YOUR OBJECTIVE:
Where a line in the listing below contains the word "persistence", copy that line.

Records excerpted from a collection:
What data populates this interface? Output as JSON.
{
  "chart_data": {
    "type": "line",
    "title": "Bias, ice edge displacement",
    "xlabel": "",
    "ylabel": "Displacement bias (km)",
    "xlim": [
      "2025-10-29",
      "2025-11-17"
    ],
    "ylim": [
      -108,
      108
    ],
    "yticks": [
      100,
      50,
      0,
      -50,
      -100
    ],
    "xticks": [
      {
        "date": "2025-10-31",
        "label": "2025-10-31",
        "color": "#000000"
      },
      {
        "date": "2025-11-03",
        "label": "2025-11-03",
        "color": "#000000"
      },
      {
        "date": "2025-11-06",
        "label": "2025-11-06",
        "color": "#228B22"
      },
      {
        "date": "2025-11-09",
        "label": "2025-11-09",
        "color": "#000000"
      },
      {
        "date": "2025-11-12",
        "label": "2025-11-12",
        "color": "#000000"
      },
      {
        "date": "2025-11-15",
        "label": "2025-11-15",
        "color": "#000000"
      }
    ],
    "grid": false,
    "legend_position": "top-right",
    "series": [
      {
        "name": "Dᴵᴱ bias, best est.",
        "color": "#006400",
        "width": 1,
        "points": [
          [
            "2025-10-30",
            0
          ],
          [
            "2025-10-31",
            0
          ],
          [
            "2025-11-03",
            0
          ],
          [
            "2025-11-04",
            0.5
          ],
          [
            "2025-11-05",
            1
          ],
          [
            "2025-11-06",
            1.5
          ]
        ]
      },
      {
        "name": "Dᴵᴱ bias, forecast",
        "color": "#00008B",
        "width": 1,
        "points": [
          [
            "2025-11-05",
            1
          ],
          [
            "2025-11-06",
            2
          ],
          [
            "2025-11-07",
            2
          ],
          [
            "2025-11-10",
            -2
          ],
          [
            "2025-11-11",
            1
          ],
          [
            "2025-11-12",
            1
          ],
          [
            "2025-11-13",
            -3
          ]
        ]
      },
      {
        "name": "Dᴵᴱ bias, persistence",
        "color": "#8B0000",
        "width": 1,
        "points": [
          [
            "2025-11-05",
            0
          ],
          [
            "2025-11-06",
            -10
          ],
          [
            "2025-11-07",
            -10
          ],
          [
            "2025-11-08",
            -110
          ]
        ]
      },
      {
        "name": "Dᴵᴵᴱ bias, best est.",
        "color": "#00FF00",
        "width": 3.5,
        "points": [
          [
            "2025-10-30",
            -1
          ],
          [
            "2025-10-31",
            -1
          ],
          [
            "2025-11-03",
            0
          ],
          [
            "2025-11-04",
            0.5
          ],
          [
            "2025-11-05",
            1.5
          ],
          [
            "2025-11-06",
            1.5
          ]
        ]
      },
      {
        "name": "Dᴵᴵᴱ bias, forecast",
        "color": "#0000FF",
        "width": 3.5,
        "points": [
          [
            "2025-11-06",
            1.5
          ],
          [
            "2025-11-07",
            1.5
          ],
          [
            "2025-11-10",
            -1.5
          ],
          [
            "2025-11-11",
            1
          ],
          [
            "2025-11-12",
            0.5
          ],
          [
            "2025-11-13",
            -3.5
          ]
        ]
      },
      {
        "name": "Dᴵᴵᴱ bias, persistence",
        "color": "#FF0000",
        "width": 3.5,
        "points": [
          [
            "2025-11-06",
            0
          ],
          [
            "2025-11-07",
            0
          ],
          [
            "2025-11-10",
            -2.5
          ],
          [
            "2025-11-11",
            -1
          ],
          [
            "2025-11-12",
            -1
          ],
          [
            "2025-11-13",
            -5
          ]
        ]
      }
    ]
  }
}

RESULT:
        "name": "Dᴵᴱ bias, persistence",
        "name": "Dᴵᴵᴱ bias, persistence",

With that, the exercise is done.